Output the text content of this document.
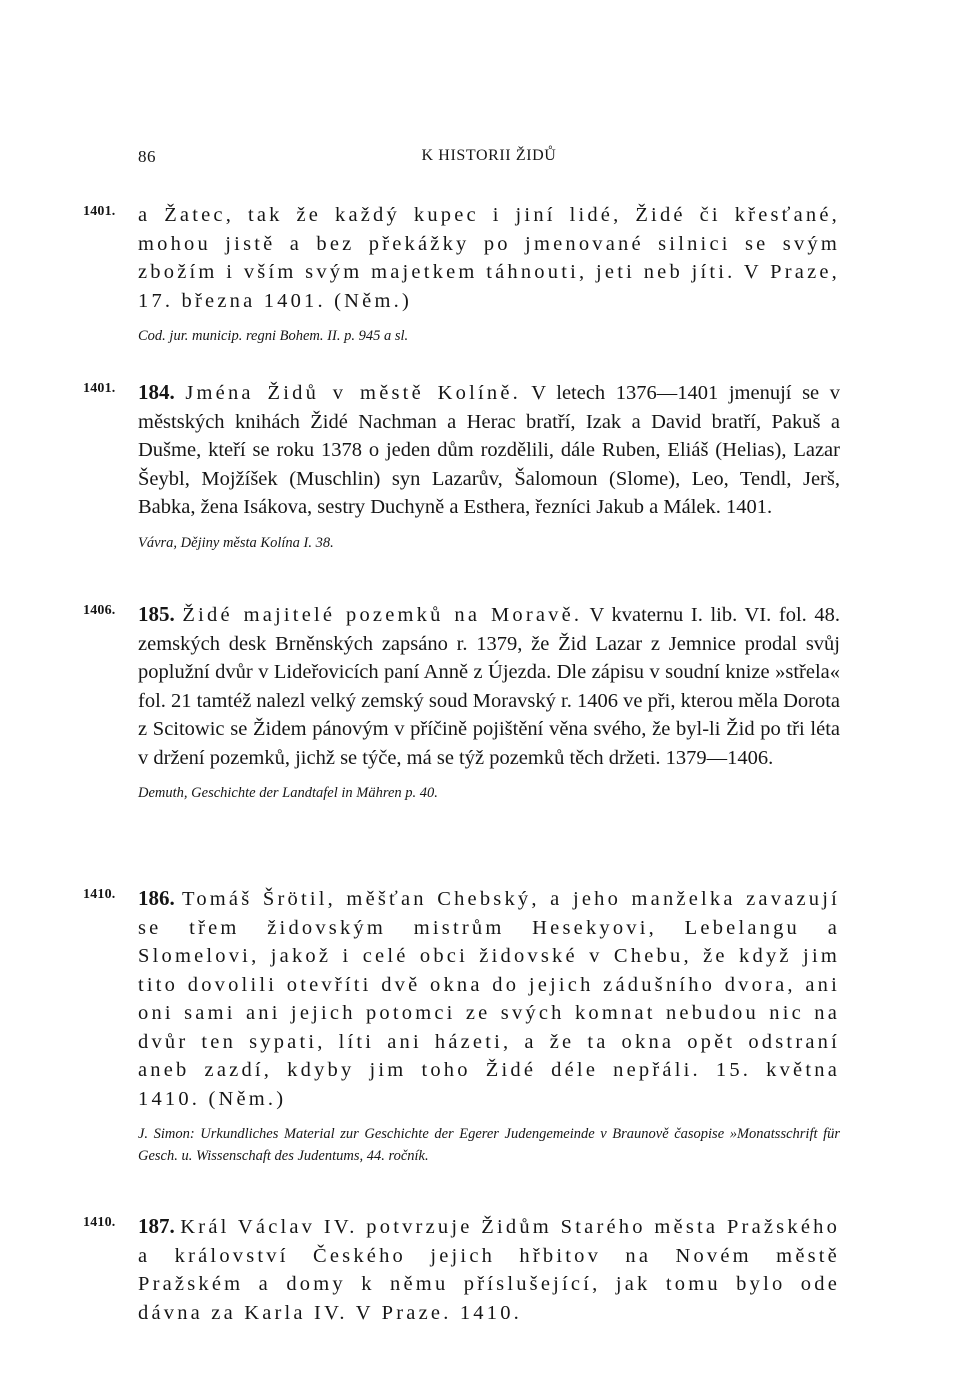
86	K HISTORII ŽIDŮ
1401. a Žatec, tak že každý kupec i jiní lidé, Židé či křesťané, mohou jistě a bez překážky po jmenované silnici se svým zbožím i vším svým majetkem táhnouti, jeti neb jíti. V Praze, 17. března 1401. (Něm.)

Cod. jur. municip. regni Bohem. II. p. 945 a sl.

1401. 184. Jména Židů v městě Kolíně. V letech 1376—1401 jmenují se v městských knihách Židé Nachman a Herac bratří, Izak a David bratří, Pakuš a Dušme, kteří se roku 1378 o jeden dům rozdělili, dále Ruben, Eliáš (Helias), Lazar Šeybl, Mojžíšek (Muschlin) syn Lazarův, Šalomoun (Slome), Leo, Tendl, Jerš, Babka, žena Isákova, sestry Duchyně a Esthera, řezníci Jakub a Málek. 1401.

Vávra, Dějiny města Kolína I. 38.

1406. 185. Židé majitelé pozemků na Moravě. V kvaternu I. lib. VI. fol. 48. zemských desk Brněnských zapsáno r. 1379, že Žid Lazar z Jemnice prodal svůj poplužní dvůr v Lideřovicích paní Anně z Újezda. Dle zápisu v soudní knize »střela« fol. 21 tamtéž nalezl velký zemský soud Moravský r. 1406 ve při, kterou měla Dorota z Scitowic se Židem pánovým v příčině pojištění věna svého, že byl-li Žid po tři léta v držení pozemků, jichž se týče, má se týž pozemků těch držeti. 1379—1406.

Demuth, Geschichte der Landtafel in Mähren p. 40.

1410. 186. Tomáš Šrötil, měšťan Chebský, a jeho manželka zavazují se třem židovským mistrům Hesekyovi, Lebelangu a Slomelovi, jakož i celé obci židovské v Chebu, že když jim tito dovolili otevříti dvě okna do jejich zádušního dvora, ani oni sami ani jejich potomci ze svých komnat nebudou nic na dvůr ten sypati, líti ani házeti, a že ta okna opět odstraní aneb zazdí, kdyby jim toho Židé déle nepřáli. 15. května 1410. (Něm.)

J. Simon: Urkundliches Material zur Geschichte der Egerer Judengemeinde v Braunově časopise »Monatsschrift für Gesch. u. Wissenschaft des Judentums, 44. ročník.

1410. 187. Král Václav IV. potvrzuje Židům Starého města Pražského a království Českého jejich hřbitov na Novém městě Pražském a domy k němu příslušející, jak tomu bylo ode dávna za Karla IV. V Praze. 1410.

────────────────

Quote every line of the records above exactly; no picture is to be copied.

--- REPLY ---
Output the text content of this document.
86	K HISTORII ŽIDŮ
1401. a Žatec, tak že každý kupec i jiní lidé, Židé či křesťané, mohou jistě a bez překážky po jmenované silnici se svým zbožím i vším svým majetkem táhnouti, jeti neb jíti. V Praze, 17. března 1401. (Něm.)

Cod. jur. municip. regni Bohem. II. p. 945 a sl.

1401. 184. Jména Židů v městě Kolíně. V letech 1376—1401 jmenují se v městských knihách Židé Nachman a Herac bratří, Izak a David bratří, Pakuš a Dušme, kteří se roku 1378 o jeden dům rozdělili, dále Ruben, Eliáš (Helias), Lazar Šeybl, Mojžíšek (Muschlin) syn Lazarův, Šalomoun (Slome), Leo, Tendl, Jerš, Babka, žena Isákova, sestry Duchyně a Esthera, řezníci Jakub a Málek. 1401.

Vávra, Dějiny města Kolína I. 38.

1406. 185. Židé majitelé pozemků na Moravě. V kvaternu I. lib. VI. fol. 48. zemských desk Brněnských zapsáno r. 1379, že Žid Lazar z Jemnice prodal svůj poplužní dvůr v Lideřovicích paní Anně z Újezda. Dle zápisu v soudní knize »střela« fol. 21 tamtéž nalezl velký zemský soud Moravský r. 1406 ve při, kterou měla Dorota z Scitowic se Židem pánovým v příčině pojištění věna svého, že byl-li Žid po tři léta v držení pozemků, jichž se týče, má se týž pozemků těch držeti. 1379—1406.

Demuth, Geschichte der Landtafel in Mähren p. 40.

1410. 186. Tomáš Šrötil, měšťan Chebský, a jeho manželka zavazují se třem židovským mistrům Hesekyovi, Lebelangu a Slomelovi, jakož i celé obci židovské v Chebu, že když jim tito dovolili otevříti dvě okna do jejich zádušního dvora, ani oni sami ani jejich potomci ze svých komnat nebudou nic na dvůr ten sypati, líti ani házeti, a že ta okna opět odstraní aneb zazdí, kdyby jim toho Židé déle nepřáli. 15. května 1410. (Něm.)

J. Simon: Urkundliches Material zur Geschichte der Egerer Judengemeinde v Braunově časopise »Monatsschrift für Gesch. u. Wissenschaft des Judentums, 44. ročník.

1410. 187. Král Václav IV. potvrzuje Židům Starého města Pražského a království Českého jejich hřbitov na Novém městě Pražském a domy k němu příslušející, jak tomu bylo ode dávna za Karla IV. V Praze. 1410.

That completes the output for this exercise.